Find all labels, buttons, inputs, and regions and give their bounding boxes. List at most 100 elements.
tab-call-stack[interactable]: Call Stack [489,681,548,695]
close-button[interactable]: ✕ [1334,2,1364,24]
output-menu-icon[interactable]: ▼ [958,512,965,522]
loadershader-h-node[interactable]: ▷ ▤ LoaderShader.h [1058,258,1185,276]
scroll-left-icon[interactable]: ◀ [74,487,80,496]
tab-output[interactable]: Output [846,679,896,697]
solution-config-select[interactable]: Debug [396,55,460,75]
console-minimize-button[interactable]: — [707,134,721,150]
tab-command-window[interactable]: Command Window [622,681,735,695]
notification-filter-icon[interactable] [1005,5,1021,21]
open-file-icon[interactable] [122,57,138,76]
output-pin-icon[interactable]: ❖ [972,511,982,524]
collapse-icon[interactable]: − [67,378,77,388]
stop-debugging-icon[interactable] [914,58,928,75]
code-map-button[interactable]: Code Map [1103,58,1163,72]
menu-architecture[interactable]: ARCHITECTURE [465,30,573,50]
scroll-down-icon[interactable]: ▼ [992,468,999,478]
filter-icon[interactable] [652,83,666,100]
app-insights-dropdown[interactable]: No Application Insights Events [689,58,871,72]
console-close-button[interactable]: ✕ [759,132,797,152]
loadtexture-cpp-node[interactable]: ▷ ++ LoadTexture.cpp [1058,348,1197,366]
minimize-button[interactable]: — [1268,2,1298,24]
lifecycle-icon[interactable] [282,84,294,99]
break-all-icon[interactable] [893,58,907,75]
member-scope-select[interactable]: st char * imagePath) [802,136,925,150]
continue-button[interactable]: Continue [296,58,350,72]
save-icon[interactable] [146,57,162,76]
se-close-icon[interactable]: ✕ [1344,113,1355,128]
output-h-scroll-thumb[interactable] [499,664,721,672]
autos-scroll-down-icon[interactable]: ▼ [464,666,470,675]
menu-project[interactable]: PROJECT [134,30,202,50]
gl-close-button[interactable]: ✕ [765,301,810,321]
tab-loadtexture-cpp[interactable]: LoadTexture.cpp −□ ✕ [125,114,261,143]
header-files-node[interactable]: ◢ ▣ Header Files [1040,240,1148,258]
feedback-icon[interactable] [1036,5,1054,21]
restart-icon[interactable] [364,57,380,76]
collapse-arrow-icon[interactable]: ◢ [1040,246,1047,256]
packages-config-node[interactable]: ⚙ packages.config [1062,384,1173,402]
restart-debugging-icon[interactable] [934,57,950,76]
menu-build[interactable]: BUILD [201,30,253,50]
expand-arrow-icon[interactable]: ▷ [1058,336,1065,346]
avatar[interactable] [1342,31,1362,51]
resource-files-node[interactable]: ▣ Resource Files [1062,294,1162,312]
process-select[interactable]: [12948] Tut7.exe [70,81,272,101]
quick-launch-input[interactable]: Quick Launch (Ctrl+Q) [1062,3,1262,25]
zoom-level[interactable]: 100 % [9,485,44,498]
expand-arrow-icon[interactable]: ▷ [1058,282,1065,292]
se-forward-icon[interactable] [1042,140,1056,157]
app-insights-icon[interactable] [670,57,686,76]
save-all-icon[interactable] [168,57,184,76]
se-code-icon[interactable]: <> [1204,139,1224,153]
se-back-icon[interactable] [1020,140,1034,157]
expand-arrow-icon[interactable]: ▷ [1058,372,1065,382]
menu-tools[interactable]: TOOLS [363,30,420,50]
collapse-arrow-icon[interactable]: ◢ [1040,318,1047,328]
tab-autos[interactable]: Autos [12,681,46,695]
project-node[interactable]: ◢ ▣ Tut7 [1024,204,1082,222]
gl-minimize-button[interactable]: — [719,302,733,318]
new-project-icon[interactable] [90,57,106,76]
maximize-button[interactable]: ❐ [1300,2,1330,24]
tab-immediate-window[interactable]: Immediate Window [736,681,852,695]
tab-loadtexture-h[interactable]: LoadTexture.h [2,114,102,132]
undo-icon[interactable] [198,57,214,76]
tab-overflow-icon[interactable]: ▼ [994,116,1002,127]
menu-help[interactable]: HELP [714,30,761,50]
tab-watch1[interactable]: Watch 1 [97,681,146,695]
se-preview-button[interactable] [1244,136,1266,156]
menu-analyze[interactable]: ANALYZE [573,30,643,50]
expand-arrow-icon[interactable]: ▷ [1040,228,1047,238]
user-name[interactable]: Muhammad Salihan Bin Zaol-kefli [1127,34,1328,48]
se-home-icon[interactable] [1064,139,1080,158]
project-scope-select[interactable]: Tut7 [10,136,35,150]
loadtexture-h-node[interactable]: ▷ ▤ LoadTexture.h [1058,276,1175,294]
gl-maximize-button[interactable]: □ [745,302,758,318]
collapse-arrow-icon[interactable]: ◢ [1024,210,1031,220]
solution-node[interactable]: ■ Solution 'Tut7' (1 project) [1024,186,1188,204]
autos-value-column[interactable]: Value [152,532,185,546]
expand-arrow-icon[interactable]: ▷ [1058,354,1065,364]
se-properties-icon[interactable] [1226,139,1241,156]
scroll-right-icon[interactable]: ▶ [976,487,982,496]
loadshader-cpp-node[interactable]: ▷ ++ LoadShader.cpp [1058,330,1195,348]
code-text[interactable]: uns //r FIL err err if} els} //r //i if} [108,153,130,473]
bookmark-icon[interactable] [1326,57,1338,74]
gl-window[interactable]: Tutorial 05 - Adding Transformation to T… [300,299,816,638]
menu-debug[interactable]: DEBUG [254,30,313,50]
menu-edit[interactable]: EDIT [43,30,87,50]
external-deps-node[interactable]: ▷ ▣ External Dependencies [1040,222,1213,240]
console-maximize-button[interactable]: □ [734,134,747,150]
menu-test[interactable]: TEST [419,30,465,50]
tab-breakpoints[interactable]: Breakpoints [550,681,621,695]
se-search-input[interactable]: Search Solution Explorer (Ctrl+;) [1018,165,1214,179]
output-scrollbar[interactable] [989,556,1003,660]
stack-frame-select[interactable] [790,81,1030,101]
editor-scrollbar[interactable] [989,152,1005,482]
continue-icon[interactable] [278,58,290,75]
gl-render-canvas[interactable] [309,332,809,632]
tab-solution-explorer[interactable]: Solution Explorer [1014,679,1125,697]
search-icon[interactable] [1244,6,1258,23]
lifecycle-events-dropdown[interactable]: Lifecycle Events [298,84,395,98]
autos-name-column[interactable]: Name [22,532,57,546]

---+---

Reproduce the records from their first line through the line that contains "menu-build[interactable]: BUILD [201,30,253,50]", including both of those lines.

Result ▸
Find all labels, buttons, inputs, and regions and give their bounding boxes. List at most 100 elements.
tab-call-stack[interactable]: Call Stack [489,681,548,695]
close-button[interactable]: ✕ [1334,2,1364,24]
output-menu-icon[interactable]: ▼ [958,512,965,522]
loadershader-h-node[interactable]: ▷ ▤ LoaderShader.h [1058,258,1185,276]
scroll-left-icon[interactable]: ◀ [74,487,80,496]
tab-output[interactable]: Output [846,679,896,697]
solution-config-select[interactable]: Debug [396,55,460,75]
console-minimize-button[interactable]: — [707,134,721,150]
tab-command-window[interactable]: Command Window [622,681,735,695]
notification-filter-icon[interactable] [1005,5,1021,21]
open-file-icon[interactable] [122,57,138,76]
output-pin-icon[interactable]: ❖ [972,511,982,524]
collapse-icon[interactable]: − [67,378,77,388]
stop-debugging-icon[interactable] [914,58,928,75]
code-map-button[interactable]: Code Map [1103,58,1163,72]
menu-architecture[interactable]: ARCHITECTURE [465,30,573,50]
scroll-down-icon[interactable]: ▼ [992,468,999,478]
filter-icon[interactable] [652,83,666,100]
app-insights-dropdown[interactable]: No Application Insights Events [689,58,871,72]
console-close-button[interactable]: ✕ [759,132,797,152]
loadtexture-cpp-node[interactable]: ▷ ++ LoadTexture.cpp [1058,348,1197,366]
minimize-button[interactable]: — [1268,2,1298,24]
lifecycle-icon[interactable] [282,84,294,99]
break-all-icon[interactable] [893,58,907,75]
member-scope-select[interactable]: st char * imagePath) [802,136,925,150]
continue-button[interactable]: Continue [296,58,350,72]
save-icon[interactable] [146,57,162,76]
se-close-icon[interactable]: ✕ [1344,113,1355,128]
output-h-scroll-thumb[interactable] [499,664,721,672]
autos-scroll-down-icon[interactable]: ▼ [464,666,470,675]
menu-project[interactable]: PROJECT [134,30,202,50]
gl-close-button[interactable]: ✕ [765,301,810,321]
tab-loadtexture-cpp[interactable]: LoadTexture.cpp −□ ✕ [125,114,261,143]
header-files-node[interactable]: ◢ ▣ Header Files [1040,240,1148,258]
feedback-icon[interactable] [1036,5,1054,21]
restart-icon[interactable] [364,57,380,76]
collapse-arrow-icon[interactable]: ◢ [1040,246,1047,256]
packages-config-node[interactable]: ⚙ packages.config [1062,384,1173,402]
restart-debugging-icon[interactable] [934,57,950,76]
menu-build[interactable]: BUILD [201,30,253,50]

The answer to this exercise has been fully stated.